EXERCISE BRIEF = Report how many lines hold the word "ЦЫПЛЕНОК"; answer with the number alone.
— START OF DATA SECTION —
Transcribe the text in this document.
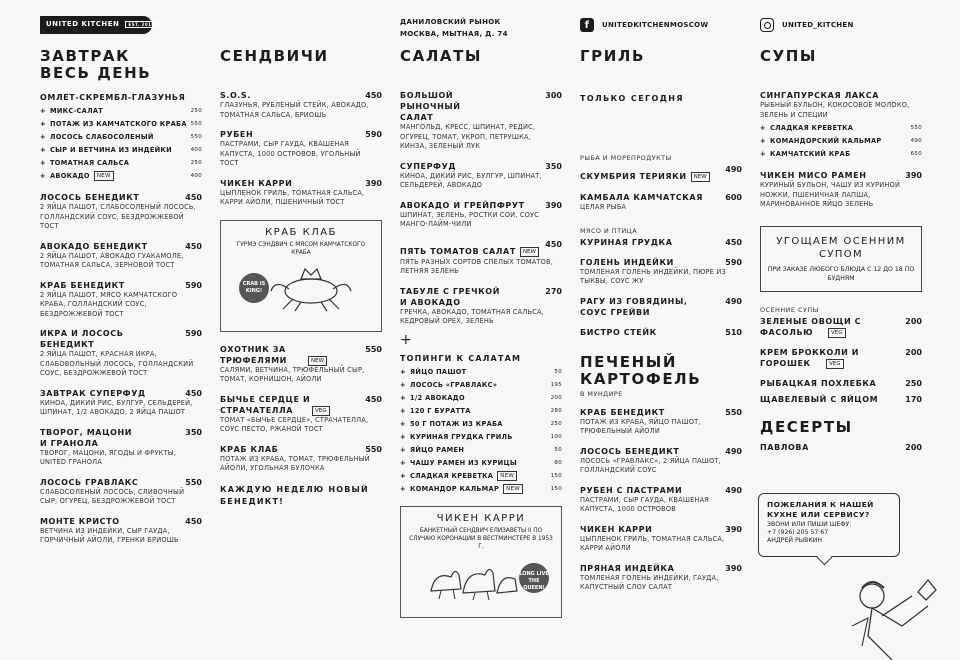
UNITED KITCHEN EST. 2016	ДАНИЛОВСКИЙ РЫНОК
МОСКВА, МЫТНАЯ, Д. 74
f	UNITEDKITCHENMOSCOW	UNITED_KITCHEN
ЗАВТРАК ВЕСЬ ДЕНЬ
ОМЛЕТ-СКРЕМБЛ-ГЛАЗУНЬЯ
+ МИКС-САЛАТ	250
+ ПОТАЖ ИЗ КАМЧАТСКОГО КРАБА 550
+ ЛОСОСЬ СЛАБОСОЛЕНЫЙ	550
+ СЫР И ВЕТЧИНА ИЗ ИНДЕЙКИ	400
+ ТОМАТНАЯ САЛЬСА	250
+ АВОКАДО NEW	400
ЛОСОСЬ БЕНЕДИКТ	450
2 ЯЙЦА ПАШОТ, СЛАБОСОЛЕНЫЙ ЛОСОСЬ, ГОЛЛАНДСКИЙ СОУС, БЕЗДРОЖЖЕВОЙ ТОСТ
АВОКАДО БЕНЕДИКТ	450
2 ЯЙЦА ПАШОТ, АВОКАДО ГУАКАМОЛЕ, ТОМАТНАЯ САЛЬСА, ЗЕРНОВОЙ ТОСТ
КРАБ БЕНЕДИКТ	590
2 ЯЙЦА ПАШОТ, МЯСО КАМЧАТСКОГО КРАБА, ГОЛЛАНДСКИЙ СОУС, БЕЗДРОЖЖЕВОЙ ТОСТ
ИКРА И ЛОСОСЬ БЕНЕДИКТ
590
2 ЯЙЦА ПАШОТ, КРАСНАЯ ИКРА, СЛАБОВОЛЬНЫЙ ЛОСОСЬ, ГОЛЛАНДСКИЙ СОУС, БЕЗДРОЖЖЕВОЙ ТОСТ
ЗАВТРАК СУПЕРФУД	450
КИНОА, ДИКИЙ РИС, БУЛГУР, СЕЛЬДЕРЕЙ, ШПИНАТ, 1/2 АВОКАДО, 2 ЯЙЦА ПАШОТ
ТВОРОГ, МАЦОНИ И ГРАНОЛА
350
ТВОРОГ, МАЦОНИ, ЯГОДЫ И ФРУКТЫ, UNITED ГРАНОЛА
ЛОСОСЬ ГРАВЛАКС	550
СЛАБОСОЛЕНЫЙ ЛОСОСЬ, СЛИВОЧНЫЙ СЫР, ОГУРЕЦ, БЕЗДРОЖЖЕВОЙ ТОСТ
МОНТЕ КРИСТО	450
ВЕТЧИНА ИЗ ИНДЕЙКИ, СЫР ГАУДА, ГОРЧИЧНЫЙ АЙОЛИ, ГРЕНКИ БРИОШЬ
СЕНДВИЧИ
S.O.S.	450
ГЛАЗУНЬЯ, РУБЛЕНЫЙ СТЕЙК, АВОКАДО, ТОМАТНАЯ САЛЬСА, БРИОШЬ
РУБЕН	590
ПАСТРАМИ, СЫР ГАУДА, КВАШЕНАЯ КАПУСТА, 1000 ОСТРОВОВ, УГОЛЬНЫЙ ТОСТ
ЧИКЕН КАРРИ	390
ЦЫПЛЕНОК ГРИЛЬ, ТОМАТНАЯ САЛЬСА, КАРРИ АЙОЛИ, ПШЕНИЧНЫЙ ТОСТ
КРАБ КЛАБ
ГУРМЭ СЭНДВИЧ С МЯСОМ КАМЧАТСКОГО КРАБА
CRAB IS KING!
ОХОТНИК ЗА ТРЮФЕЛЯМИ	NEW
550
САЛЯМИ, ВЕТЧИНА, ТРЮФЕЛЬНЫЙ СЫР, ТОМАТ, КОРНИШОН, АЙОЛИ
БЫЧЬЕ СЕРДЦЕ И СТРАЧАТЕЛЛА	VEG
450
ТОМАТ «БЫЧЬЕ СЕРДЦЕ», СТРАЧАТЕЛЛА, СОУС ПЕСТО, РЖАНОЙ ТОСТ
КРАБ КЛАБ	550
ПОТАЖ ИЗ КРАБА, ТОМАТ, ТРЮФЕЛЬНЫЙ АЙОЛИ, УГОЛЬНАЯ БУЛОЧКА
КАЖДУЮ НЕДЕЛЮ НОВЫЙ БЕНЕДИКТ!
САЛАТЫ
БОЛЬШОЙ РЫНОЧНЫЙ САЛАТ
300
МАНГОЛЬД, КРЕСС, ШПИНАТ, РЕДИС, ОГУРЕЦ, ТОМАТ, УКРОП, ПЕТРУШКА, КИНЗА, ЗЕЛЕНЫЙ ЛУК
СУПЕРФУД	350
КИНОА, ДИКИЙ РИС, БУЛГУР, ШПИНАТ, СЕЛЬДЕРЕЙ, АВОКАДО
АВОКАДО И ГРЕЙПФРУТ	390
ШПИНАТ, ЗЕЛЕНЬ, РОСТКИ СОИ, СОУС МАНГО-ЛАЙМ-ЧИЛИ
ПЯТЬ ТОМАТОВ САЛАТ NEW
450
ПЯТЬ РАЗНЫХ СОРТОВ СПЕЛЫХ ТОМАТОВ, ЛЕТНЯЯ ЗЕЛЕНЬ
ТАБУЛЕ С ГРЕЧКОЙ И АВОКАДО
270
ГРЕЧКА, АВОКАДО, ТОМАТНАЯ САЛЬСА, КЕДРОВЫЙ ОРЕХ, ЗЕЛЕНЬ
+
ТОПИНГИ К САЛАТАМ
+ ЯЙЦО ПАШОТ	50
+ ЛОСОСЬ «ГРАВЛАКС»	195
+ 1/2 АВОКАДО	200
+ 120 Г БУРАТТА	280
+ 50 Г ПОТАЖ ИЗ КРАБА	250
+ КУРИНАЯ ГРУДКА ГРИЛЬ	100
+ ЯЙЦО РАМЕН	50
+ ЧАШУ РАМЕН ИЗ КУРИЦЫ	80
+ СЛАДКАЯ КРЕВЕТКА NEW	150
+ КОМАНДОР КАЛЬМАР NEW	150
ЧИКЕН КАРРИ
БАНКЕТНЫЙ СЕНДВИЧ ЕЛИЗАВЕТЫ II ПО СЛУЧАЮ КОРОНАЦИИ В ВЕСТМИНСТЕРЕ В 1953 Г.
LONG LIVE THE QUEEN!
ГРИЛЬ
ТОЛЬКО СЕГОДНЯ
РЫБА И МОРЕПРОДУКТЫ
СКУМБРИЯ ТЕРИЯКИ NEW
490
КАМБАЛА КАМЧАТСКАЯ	600
ЦЕЛАЯ РЫБА
МЯСО И ПТИЦА
КУРИНАЯ ГРУДКА	450
ГОЛЕНЬ ИНДЕЙКИ	590
ТОМЛЕНАЯ ГОЛЕНЬ ИНДЕЙКИ, ПЮРЕ ИЗ ТЫКВЫ, СОУС ЖУ
РАГУ ИЗ ГОВЯДИНЫ, СОУС ГРЕЙВИ
490
БИСТРО СТЕЙК	510
ПЕЧЕНЫЙ КАРТОФЕЛЬ
В МУНДИРЕ
КРАБ БЕНЕДИКТ	550
ПОТАЖ ИЗ КРАБА, ЯЙЦО ПАШОТ, ТРЮФЕЛЬНЫЙ АЙОЛИ
ЛОСОСЬ БЕНЕДИКТ	490
ЛОСОСЬ «ГРАВЛАКС», 2 ЯЙЦА ПАШОТ, ГОЛЛАНДСКИЙ СОУС
РУБЕН С ПАСТРАМИ	490
ПАСТРАМИ, СЫР ГАУДА, КВАШЕНАЯ КАПУСТА, 1000 ОСТРОВОВ
ЧИКЕН КАРРИ	390
ЦЫПЛЕНОК ГРИЛЬ, ТОМАТНАЯ САЛЬСА, КАРРИ АЙОЛИ
ПРЯНАЯ ИНДЕЙКА	390
ТОМЛЕНАЯ ГОЛЕНЬ ИНДЕЙКИ, ГАУДА, КАПУСТНЫЙ СЛОУ САЛАТ
СУПЫ
СИНГАПУРСКАЯ ЛАКСА
РЫБНЫЙ БУЛЬОН, КОКОСОВОЕ МОЛОКО, ЗЕЛЕНЬ И СПЕЦИИ
+ СЛАДКАЯ КРЕВЕТКА	550
+ КОМАНДОРСКИЙ КАЛЬМАР	490
+ КАМЧАТСКИЙ КРАБ	650
ЧИКЕН МИСО РАМЕН	390
КУРИНЫЙ БУЛЬОН, ЧАШУ ИЗ КУРИНОЙ НОЖКИ, ПШЕНИЧНАЯ ЛАПША, МАРИНОВАННОЕ ЯЙЦО ЗЕЛЕНЬ
УГОЩАЕМ ОСЕННИМ СУПОМ
ПРИ ЗАКАЗЕ ЛЮБОГО БЛЮДА С 12 ДО 18 ПО БУДНЯМ
ОСЕННИЕ СУПЫ
ЗЕЛЕНЫЕ ОВОЩИ С ФАСОЛЬЮ	VEG
200
КРЕМ БРОККОЛИ И ГОРОШЕК	VEG
200
РЫБАЦКАЯ ПОХЛЕБКА	250
ЩАВЕЛЕВЫЙ С ЯЙЦОМ	170
ДЕСЕРТЫ
ПАВЛОВА	200
ПОЖЕЛАНИЯ К НАШЕЙ КУХНЕ ИЛИ СЕРВИСУ?
ЗВОНИ ИЛИ ПИШИ ШЕФУ:
+7 (926) 205 57 67
АНДРЕЙ РЫВКИН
— END OF DATA SECTION —
FULL SOLUTION = 2